(Stored records)
START

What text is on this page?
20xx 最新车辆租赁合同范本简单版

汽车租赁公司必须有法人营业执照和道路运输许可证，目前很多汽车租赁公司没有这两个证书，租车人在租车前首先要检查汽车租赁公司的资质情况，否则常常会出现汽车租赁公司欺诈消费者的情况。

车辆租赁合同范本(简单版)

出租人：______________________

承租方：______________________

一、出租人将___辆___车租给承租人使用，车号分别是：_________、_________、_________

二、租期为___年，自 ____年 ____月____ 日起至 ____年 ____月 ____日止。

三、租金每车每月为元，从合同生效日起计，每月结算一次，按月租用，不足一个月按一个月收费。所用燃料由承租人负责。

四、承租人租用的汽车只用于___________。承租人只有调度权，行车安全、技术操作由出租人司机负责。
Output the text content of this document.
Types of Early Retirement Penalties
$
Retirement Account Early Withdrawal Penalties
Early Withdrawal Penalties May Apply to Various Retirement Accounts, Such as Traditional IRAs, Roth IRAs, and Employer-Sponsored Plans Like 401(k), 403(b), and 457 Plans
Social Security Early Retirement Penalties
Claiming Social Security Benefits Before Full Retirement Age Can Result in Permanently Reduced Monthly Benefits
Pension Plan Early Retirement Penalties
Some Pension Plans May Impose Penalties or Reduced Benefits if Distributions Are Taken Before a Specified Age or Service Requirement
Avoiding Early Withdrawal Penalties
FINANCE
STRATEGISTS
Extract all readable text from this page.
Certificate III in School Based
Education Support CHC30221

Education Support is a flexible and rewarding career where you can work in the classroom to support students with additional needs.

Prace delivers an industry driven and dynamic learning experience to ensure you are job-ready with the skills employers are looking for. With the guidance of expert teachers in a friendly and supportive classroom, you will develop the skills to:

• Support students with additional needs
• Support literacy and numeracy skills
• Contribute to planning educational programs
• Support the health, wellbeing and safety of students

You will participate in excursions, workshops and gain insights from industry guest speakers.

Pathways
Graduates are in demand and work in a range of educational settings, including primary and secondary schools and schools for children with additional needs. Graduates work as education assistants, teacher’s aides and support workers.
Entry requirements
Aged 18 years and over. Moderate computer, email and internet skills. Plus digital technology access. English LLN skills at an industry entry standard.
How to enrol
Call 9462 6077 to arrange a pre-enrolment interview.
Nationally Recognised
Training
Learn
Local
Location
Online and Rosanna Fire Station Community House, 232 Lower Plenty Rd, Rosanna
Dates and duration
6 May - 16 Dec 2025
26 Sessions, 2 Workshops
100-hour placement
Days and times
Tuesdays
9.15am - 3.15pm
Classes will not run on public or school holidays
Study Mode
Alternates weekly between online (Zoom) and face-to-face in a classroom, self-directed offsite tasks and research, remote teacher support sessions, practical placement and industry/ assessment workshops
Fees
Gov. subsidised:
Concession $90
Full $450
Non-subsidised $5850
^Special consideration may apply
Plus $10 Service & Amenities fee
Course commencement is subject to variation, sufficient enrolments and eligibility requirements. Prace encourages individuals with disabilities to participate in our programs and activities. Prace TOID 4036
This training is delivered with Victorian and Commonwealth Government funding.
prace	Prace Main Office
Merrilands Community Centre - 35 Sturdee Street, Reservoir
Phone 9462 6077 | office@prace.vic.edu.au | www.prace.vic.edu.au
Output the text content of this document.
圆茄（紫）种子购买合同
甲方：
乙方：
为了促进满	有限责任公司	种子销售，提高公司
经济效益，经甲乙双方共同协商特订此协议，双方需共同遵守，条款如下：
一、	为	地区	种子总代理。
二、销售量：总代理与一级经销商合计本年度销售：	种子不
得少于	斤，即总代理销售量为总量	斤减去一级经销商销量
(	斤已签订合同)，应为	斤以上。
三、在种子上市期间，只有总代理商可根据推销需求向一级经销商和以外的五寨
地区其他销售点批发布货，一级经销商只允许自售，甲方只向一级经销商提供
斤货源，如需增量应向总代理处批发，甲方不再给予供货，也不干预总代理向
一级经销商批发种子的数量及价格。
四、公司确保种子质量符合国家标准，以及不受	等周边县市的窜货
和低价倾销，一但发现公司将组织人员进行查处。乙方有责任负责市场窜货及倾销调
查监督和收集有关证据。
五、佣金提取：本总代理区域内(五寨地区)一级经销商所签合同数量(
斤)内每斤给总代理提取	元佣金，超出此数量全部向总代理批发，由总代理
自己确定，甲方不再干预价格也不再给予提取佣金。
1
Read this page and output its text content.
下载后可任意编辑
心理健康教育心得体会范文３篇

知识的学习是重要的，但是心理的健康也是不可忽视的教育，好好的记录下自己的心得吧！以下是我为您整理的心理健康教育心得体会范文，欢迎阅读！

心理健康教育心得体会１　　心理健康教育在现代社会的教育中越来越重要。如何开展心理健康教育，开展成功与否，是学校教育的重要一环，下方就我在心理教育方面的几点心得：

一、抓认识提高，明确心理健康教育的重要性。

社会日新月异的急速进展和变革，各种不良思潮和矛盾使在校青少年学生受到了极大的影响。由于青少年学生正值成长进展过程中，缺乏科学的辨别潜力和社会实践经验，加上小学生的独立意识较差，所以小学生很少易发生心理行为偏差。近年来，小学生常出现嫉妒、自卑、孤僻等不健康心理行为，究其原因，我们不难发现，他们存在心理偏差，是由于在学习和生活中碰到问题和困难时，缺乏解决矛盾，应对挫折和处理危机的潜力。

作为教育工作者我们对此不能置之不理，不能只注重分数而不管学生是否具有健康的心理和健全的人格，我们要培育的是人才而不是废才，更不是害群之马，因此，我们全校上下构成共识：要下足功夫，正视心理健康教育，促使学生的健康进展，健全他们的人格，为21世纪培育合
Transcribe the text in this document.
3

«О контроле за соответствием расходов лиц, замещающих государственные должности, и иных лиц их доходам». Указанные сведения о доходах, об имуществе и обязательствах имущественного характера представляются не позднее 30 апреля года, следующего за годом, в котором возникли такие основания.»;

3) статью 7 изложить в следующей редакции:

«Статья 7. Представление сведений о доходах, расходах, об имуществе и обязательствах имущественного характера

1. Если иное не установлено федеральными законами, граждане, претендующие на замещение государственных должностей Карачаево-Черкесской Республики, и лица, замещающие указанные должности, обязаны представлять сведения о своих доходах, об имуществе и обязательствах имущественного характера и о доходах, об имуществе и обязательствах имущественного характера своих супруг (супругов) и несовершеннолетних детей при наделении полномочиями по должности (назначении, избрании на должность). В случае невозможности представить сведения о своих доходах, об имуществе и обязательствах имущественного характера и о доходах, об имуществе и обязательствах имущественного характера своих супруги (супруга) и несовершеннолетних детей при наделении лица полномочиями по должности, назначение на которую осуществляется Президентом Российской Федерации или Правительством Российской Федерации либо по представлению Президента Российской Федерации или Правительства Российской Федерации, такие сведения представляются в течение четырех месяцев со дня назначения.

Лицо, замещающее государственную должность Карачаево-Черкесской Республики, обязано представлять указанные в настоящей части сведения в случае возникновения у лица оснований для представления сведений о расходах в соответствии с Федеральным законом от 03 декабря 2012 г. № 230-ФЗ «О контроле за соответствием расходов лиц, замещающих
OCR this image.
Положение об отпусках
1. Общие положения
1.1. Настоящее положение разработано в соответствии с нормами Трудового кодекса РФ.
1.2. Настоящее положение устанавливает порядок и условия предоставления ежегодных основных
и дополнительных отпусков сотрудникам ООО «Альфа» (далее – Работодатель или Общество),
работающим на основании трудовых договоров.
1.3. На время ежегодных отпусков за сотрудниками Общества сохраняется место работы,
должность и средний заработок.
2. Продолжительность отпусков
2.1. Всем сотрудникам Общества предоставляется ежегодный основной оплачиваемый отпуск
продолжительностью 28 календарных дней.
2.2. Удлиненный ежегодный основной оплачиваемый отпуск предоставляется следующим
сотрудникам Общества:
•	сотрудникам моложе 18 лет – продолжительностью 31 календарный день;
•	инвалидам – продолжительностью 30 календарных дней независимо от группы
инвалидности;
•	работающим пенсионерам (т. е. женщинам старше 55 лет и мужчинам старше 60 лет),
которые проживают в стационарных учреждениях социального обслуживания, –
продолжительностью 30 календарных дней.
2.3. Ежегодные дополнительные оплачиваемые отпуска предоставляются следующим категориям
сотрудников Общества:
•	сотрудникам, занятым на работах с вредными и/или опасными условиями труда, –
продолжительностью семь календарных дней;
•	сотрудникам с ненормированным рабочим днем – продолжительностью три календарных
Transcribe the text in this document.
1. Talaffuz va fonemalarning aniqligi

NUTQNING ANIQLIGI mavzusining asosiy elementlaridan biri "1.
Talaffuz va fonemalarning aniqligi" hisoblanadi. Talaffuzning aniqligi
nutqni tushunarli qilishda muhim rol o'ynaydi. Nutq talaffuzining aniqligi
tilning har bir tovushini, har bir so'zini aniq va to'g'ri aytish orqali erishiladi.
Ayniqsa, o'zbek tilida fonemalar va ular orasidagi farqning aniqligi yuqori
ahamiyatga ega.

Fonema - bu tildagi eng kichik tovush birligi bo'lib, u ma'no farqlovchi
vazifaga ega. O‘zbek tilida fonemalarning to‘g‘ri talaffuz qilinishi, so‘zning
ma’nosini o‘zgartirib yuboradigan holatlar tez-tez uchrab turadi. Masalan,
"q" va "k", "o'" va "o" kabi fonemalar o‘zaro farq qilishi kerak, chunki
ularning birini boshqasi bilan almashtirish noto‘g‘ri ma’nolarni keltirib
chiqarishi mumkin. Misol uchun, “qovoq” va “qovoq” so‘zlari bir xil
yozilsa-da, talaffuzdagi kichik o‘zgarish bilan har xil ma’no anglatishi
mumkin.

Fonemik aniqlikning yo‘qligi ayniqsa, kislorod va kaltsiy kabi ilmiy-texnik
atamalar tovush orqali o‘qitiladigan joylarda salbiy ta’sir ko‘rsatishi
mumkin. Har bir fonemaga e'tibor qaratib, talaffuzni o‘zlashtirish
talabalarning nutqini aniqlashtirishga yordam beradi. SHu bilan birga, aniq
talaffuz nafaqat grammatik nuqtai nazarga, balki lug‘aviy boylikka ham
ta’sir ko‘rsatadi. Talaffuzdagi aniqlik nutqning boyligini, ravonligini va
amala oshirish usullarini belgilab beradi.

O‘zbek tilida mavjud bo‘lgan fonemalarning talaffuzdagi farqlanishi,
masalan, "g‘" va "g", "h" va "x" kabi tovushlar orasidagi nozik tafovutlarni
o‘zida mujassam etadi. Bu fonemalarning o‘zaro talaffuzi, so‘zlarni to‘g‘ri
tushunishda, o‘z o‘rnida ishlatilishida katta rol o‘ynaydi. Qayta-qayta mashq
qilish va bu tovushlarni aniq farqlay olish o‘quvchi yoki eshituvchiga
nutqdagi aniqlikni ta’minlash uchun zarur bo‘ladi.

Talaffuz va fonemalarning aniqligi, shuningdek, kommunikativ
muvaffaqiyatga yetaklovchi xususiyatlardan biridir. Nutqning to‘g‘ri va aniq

END

■ Given exercise ■
Within the material above, find the lines that contain the word "соответствием"; copy them.

■ Output ■
«О контроле за соответствием расходов лиц, замещающих государственные должности, и иных лиц их доходам». Указанные сведения о доходах, об имуществе и обязательствах имущественного характера представляются не позднее 30 апреля года, следующего за годом, в котором возникли такие основания.»;
Лицо, замещающее государственную должность Карачаево-Черкесской Республики, обязано представлять указанные в настоящей части сведения в случае возникновения у лица оснований для представления сведений о расходах в соответствии с Федеральным законом от 03 декабря 2012 г. № 230-ФЗ «О контроле за соответствием расходов лиц, замещающих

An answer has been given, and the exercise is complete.